• Given instruction:
Set down each line of the material that follows, exactly, with no pictures.

• Collected data:
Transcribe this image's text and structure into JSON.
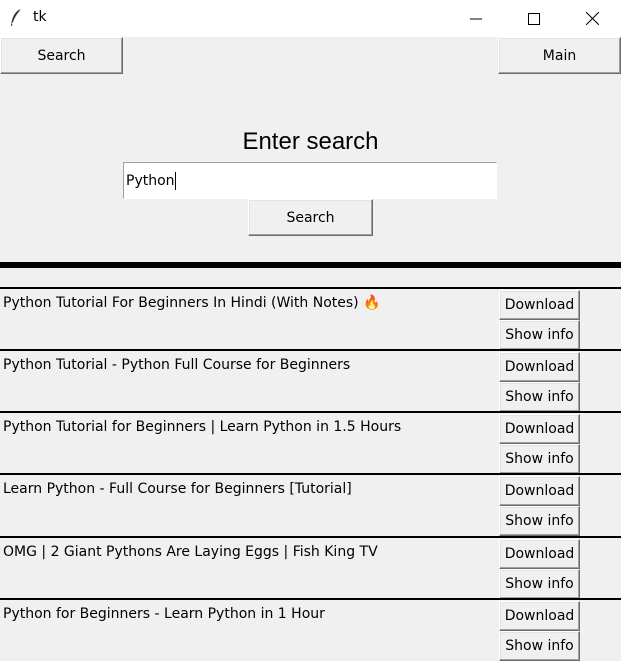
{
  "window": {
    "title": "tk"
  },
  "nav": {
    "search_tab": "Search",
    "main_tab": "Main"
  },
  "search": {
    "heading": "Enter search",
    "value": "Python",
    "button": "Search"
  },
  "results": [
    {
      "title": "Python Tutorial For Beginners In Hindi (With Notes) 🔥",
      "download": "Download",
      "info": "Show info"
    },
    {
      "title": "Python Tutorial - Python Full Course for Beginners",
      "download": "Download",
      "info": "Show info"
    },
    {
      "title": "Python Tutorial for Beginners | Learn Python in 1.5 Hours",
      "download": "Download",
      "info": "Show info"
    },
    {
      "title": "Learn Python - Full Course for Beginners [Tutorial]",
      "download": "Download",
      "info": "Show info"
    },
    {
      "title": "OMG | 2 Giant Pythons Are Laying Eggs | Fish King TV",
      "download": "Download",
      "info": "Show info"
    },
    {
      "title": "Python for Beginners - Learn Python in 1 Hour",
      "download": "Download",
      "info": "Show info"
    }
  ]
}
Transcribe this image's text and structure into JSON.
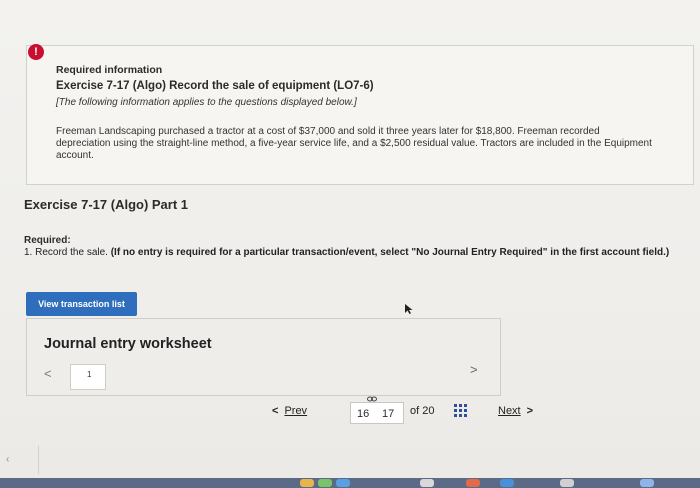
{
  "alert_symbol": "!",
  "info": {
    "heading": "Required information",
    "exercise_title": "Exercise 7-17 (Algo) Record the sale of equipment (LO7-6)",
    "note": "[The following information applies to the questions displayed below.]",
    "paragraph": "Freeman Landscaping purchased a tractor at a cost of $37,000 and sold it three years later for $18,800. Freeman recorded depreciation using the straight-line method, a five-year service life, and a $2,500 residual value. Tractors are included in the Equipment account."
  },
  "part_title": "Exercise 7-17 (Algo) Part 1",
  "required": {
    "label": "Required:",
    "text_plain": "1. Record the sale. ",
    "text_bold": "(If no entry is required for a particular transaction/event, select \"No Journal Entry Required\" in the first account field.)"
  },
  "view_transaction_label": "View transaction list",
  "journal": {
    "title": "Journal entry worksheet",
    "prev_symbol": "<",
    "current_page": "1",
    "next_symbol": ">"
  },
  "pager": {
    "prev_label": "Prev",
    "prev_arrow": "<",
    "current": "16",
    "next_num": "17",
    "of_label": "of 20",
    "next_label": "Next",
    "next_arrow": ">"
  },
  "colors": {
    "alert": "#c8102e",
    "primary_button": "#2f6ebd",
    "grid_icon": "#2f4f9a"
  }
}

• Solution to this exercise:
Transcribe this image's text and structure into JSON.
{
  "window": {
    "title": "tk"
  },
  "nav": {
    "search_tab": "Search",
    "main_tab": "Main"
  },
  "search": {
    "heading": "Enter search",
    "value": "Python",
    "button": "Search"
  },
  "results": [
    {
      "title": "Python Tutorial For Beginners In Hindi (With Notes) 🔥",
      "download": "Download",
      "info": "Show info"
    },
    {
      "title": "Python Tutorial - Python Full Course for Beginners",
      "download": "Download",
      "info": "Show info"
    },
    {
      "title": "Python Tutorial for Beginners | Learn Python in 1.5 Hours",
      "download": "Download",
      "info": "Show info"
    },
    {
      "title": "Learn Python - Full Course for Beginners [Tutorial]",
      "download": "Download",
      "info": "Show info"
    },
    {
      "title": "OMG | 2 Giant Pythons Are Laying Eggs | Fish King TV",
      "download": "Download",
      "info": "Show info"
    },
    {
      "title": "Python for Beginners - Learn Python in 1 Hour",
      "download": "Download",
      "info": "Show info"
    }
  ]
}
Transcribe this image's text and structure into JSON.
{
  "alert_symbol": "!",
  "info": {
    "heading": "Required information",
    "exercise_title": "Exercise 7-17 (Algo) Record the sale of equipment (LO7-6)",
    "note": "[The following information applies to the questions displayed below.]",
    "paragraph": "Freeman Landscaping purchased a tractor at a cost of $37,000 and sold it three years later for $18,800. Freeman recorded depreciation using the straight-line method, a five-year service life, and a $2,500 residual value. Tractors are included in the Equipment account."
  },
  "part_title": "Exercise 7-17 (Algo) Part 1",
  "required": {
    "label": "Required:",
    "text_plain": "1. Record the sale. ",
    "text_bold": "(If no entry is required for a particular transaction/event, select \"No Journal Entry Required\" in the first account field.)"
  },
  "view_transaction_label": "View transaction list",
  "journal": {
    "title": "Journal entry worksheet",
    "prev_symbol": "<",
    "current_page": "1",
    "next_symbol": ">"
  },
  "pager": {
    "prev_label": "Prev",
    "prev_arrow": "<",
    "current": "16",
    "next_num": "17",
    "of_label": "of 20",
    "next_label": "Next",
    "next_arrow": ">"
  },
  "colors": {
    "alert": "#c8102e",
    "primary_button": "#2f6ebd",
    "grid_icon": "#2f4f9a"
  }
}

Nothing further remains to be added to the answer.